Exercise input Start Marker

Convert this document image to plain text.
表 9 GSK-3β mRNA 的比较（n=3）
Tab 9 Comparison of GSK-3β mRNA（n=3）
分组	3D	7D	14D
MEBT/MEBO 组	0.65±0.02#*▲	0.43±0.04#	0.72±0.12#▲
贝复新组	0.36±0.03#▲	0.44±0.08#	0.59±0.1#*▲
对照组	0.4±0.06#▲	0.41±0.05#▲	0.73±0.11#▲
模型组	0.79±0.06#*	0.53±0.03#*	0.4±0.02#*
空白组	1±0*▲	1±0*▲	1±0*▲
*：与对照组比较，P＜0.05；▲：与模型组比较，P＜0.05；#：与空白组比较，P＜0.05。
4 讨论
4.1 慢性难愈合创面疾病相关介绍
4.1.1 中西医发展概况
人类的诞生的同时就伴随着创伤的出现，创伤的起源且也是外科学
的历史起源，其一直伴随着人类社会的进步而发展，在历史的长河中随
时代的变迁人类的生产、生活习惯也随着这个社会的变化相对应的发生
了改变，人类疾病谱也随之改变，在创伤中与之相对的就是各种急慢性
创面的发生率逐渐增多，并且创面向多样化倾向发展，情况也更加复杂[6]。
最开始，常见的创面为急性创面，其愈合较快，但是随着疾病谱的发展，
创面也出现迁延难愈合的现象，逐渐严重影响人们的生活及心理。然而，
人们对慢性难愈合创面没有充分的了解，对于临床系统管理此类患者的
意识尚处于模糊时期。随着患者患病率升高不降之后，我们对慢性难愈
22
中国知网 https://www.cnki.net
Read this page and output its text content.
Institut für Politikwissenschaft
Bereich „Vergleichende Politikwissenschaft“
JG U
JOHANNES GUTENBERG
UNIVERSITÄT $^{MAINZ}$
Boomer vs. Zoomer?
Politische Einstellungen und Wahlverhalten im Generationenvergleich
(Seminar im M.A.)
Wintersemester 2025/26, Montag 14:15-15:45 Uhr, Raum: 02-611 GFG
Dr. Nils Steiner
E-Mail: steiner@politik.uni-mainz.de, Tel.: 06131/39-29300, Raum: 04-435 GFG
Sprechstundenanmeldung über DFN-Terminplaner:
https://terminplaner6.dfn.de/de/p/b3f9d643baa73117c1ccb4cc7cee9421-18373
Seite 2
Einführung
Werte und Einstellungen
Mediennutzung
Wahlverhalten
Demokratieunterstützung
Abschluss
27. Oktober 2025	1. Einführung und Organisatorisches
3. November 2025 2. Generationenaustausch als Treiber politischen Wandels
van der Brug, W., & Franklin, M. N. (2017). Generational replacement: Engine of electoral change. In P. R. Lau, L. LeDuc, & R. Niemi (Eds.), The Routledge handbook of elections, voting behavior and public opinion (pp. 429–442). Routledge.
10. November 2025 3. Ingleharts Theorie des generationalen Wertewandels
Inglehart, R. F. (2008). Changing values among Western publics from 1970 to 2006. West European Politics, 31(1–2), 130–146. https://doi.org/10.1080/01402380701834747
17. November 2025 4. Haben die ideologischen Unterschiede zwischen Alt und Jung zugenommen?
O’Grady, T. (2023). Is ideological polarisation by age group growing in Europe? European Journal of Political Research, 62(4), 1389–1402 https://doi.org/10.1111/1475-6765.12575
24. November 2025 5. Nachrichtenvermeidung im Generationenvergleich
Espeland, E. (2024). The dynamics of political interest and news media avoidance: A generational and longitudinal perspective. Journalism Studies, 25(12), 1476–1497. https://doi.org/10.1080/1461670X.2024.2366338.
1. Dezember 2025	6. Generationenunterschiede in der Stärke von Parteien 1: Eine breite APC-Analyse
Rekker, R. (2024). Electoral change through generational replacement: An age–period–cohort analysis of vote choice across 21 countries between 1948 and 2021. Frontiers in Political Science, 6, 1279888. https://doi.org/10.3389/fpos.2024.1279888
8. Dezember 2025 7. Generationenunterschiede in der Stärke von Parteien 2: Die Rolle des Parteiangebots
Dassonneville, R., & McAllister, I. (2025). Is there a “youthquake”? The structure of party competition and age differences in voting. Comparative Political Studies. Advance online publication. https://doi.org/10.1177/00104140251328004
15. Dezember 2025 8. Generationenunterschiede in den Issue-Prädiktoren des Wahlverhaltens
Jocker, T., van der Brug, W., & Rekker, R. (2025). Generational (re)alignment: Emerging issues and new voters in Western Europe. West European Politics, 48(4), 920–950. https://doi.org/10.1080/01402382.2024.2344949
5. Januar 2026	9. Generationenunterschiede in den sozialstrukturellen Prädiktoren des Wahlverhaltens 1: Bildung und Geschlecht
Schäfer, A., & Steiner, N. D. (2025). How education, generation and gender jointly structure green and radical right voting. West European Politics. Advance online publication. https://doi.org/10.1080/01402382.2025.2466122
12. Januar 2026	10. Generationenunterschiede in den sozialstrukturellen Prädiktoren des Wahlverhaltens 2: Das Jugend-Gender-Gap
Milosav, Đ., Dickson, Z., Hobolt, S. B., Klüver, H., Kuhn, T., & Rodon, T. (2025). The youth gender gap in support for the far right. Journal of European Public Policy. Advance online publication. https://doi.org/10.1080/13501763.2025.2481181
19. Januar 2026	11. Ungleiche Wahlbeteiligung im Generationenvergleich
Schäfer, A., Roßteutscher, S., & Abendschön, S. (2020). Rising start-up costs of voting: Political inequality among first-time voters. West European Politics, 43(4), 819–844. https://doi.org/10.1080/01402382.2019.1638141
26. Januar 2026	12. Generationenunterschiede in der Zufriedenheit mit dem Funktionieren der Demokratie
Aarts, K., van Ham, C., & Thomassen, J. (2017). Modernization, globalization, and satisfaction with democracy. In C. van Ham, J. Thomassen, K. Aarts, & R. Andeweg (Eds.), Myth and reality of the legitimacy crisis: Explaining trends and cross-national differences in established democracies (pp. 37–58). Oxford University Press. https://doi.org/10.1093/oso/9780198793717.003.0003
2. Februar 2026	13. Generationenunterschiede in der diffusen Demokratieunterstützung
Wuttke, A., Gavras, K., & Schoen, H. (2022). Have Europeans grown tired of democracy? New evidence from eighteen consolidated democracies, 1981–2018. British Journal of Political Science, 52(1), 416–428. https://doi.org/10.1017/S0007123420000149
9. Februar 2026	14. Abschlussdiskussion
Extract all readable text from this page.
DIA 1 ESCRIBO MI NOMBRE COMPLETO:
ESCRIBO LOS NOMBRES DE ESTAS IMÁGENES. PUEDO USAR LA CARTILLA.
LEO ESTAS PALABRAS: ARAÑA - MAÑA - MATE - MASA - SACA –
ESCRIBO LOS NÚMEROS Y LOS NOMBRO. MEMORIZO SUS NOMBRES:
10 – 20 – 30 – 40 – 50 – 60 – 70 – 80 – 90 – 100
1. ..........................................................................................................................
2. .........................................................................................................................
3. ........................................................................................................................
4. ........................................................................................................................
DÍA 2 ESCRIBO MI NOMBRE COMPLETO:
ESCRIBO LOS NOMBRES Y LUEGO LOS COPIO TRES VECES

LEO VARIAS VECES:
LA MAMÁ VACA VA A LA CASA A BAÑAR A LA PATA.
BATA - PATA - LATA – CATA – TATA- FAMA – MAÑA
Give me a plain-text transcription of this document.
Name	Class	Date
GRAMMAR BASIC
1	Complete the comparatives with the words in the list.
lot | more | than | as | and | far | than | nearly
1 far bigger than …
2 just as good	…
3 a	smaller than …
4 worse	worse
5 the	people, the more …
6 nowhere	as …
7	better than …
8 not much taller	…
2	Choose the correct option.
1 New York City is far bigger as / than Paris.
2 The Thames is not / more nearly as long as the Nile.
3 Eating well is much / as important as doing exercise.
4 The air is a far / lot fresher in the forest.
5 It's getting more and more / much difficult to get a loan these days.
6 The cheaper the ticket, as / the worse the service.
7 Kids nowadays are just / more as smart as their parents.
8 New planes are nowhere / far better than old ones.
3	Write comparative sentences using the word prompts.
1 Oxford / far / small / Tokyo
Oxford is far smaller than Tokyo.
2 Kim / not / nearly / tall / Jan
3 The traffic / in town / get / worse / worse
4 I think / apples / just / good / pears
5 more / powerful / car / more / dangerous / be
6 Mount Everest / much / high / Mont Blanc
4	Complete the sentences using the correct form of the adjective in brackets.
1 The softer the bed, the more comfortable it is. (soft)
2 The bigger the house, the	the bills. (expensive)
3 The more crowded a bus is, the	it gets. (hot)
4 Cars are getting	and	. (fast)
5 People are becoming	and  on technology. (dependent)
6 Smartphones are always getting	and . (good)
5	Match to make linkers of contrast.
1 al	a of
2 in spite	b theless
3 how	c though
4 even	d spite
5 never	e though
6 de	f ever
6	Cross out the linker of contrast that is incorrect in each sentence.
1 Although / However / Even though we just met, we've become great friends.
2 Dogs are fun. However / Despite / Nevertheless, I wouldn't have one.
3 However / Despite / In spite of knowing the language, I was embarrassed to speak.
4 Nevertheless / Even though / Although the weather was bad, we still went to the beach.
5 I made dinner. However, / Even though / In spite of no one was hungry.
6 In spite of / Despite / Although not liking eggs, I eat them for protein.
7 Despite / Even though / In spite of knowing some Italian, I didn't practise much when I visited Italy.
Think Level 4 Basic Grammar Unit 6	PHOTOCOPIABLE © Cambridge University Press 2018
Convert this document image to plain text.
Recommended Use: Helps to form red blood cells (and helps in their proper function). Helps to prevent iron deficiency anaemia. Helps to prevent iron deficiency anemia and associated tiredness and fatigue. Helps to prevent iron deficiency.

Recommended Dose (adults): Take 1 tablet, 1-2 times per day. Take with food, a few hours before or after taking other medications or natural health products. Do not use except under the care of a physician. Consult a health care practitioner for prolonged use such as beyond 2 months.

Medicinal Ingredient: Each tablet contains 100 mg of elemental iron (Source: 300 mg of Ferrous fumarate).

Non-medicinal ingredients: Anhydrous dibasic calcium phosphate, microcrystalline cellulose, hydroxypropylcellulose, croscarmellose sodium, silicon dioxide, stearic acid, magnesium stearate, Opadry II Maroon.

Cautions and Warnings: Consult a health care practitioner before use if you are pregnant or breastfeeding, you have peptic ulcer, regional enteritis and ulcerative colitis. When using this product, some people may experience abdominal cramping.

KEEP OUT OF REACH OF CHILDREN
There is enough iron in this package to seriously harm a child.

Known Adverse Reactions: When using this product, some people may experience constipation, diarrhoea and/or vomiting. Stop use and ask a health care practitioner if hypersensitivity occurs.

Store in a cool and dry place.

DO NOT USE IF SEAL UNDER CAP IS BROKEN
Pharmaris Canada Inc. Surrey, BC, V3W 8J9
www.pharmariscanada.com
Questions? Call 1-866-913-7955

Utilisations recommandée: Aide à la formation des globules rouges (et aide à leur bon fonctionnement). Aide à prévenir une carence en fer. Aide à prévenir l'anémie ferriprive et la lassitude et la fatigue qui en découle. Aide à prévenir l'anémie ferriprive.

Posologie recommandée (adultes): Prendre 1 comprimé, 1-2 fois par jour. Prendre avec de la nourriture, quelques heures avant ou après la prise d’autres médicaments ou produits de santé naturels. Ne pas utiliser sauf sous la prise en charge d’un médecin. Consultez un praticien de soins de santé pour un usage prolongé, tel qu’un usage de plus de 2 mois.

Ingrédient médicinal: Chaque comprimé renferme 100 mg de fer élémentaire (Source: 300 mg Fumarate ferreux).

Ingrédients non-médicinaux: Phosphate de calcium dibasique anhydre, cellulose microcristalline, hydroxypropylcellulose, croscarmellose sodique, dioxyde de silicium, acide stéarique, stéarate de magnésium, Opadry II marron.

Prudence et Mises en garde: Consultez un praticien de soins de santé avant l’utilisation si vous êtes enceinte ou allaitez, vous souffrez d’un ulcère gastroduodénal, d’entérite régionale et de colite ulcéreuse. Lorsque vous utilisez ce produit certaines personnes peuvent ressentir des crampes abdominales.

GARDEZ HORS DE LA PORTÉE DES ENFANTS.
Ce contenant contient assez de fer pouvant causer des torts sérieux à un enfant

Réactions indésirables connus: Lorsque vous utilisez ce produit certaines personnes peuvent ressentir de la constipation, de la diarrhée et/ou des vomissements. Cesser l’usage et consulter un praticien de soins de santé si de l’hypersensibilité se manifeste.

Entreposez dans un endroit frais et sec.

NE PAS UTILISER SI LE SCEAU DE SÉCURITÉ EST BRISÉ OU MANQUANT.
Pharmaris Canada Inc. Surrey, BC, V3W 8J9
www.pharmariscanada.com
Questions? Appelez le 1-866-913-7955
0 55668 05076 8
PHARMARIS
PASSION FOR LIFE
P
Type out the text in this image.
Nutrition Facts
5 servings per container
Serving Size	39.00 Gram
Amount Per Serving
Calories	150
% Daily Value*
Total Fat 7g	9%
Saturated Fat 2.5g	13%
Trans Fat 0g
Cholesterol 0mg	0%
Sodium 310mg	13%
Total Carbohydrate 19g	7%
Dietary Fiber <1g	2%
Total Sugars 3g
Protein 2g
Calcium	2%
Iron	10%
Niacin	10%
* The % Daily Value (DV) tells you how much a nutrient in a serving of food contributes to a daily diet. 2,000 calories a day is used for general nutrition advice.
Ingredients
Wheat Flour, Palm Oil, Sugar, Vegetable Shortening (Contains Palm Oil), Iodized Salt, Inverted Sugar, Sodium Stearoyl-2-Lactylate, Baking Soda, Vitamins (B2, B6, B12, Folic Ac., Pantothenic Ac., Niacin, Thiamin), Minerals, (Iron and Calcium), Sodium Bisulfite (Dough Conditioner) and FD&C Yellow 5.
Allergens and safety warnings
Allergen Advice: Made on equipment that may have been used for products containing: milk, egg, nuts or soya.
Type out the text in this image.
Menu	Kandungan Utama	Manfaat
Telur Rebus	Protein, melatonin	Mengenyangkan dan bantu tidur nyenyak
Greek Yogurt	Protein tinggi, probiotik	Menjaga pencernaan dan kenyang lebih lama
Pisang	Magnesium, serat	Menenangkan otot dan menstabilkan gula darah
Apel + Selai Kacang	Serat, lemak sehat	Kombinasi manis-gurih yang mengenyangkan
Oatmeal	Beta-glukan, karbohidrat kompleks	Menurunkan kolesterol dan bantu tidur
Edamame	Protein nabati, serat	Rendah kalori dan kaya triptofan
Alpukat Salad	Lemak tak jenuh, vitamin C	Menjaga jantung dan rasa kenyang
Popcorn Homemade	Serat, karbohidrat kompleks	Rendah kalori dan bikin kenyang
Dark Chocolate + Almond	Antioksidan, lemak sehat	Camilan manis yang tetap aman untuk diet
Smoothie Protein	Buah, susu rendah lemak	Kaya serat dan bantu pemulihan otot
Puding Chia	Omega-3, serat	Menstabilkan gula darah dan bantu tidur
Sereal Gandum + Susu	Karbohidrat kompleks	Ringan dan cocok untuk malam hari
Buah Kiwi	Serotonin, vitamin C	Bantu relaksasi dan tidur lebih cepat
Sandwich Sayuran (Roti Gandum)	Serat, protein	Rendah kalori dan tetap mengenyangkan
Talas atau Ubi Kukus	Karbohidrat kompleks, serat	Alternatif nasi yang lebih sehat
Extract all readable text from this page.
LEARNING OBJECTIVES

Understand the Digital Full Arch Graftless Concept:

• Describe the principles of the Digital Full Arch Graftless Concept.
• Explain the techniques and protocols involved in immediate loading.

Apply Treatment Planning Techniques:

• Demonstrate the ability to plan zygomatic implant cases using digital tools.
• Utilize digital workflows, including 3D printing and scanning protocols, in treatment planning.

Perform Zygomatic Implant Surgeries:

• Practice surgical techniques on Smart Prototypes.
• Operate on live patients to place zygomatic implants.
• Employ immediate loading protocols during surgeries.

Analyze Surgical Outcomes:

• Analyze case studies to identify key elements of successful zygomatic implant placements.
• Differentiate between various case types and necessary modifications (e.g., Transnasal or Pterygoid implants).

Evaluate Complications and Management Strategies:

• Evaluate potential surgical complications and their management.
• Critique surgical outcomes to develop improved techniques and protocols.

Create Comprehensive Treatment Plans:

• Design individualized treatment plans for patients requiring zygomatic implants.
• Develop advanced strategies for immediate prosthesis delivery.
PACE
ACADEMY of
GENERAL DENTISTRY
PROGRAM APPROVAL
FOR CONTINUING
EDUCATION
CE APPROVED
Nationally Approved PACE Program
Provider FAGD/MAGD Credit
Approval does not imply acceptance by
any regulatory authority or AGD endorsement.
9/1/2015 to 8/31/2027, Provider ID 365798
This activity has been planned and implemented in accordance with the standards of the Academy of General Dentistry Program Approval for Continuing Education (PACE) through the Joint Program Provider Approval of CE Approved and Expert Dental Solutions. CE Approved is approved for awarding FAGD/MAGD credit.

Exercise input End Marker

**Work required:**
Retrieve all lines from the data that contain the string "PATA".

**Answer to this task:**
LA MAMÁ VACA VA A LA CASA A BAÑAR A LA PATA.
BATA - PATA - LATA – CATA – TATA- FAMA – MAÑA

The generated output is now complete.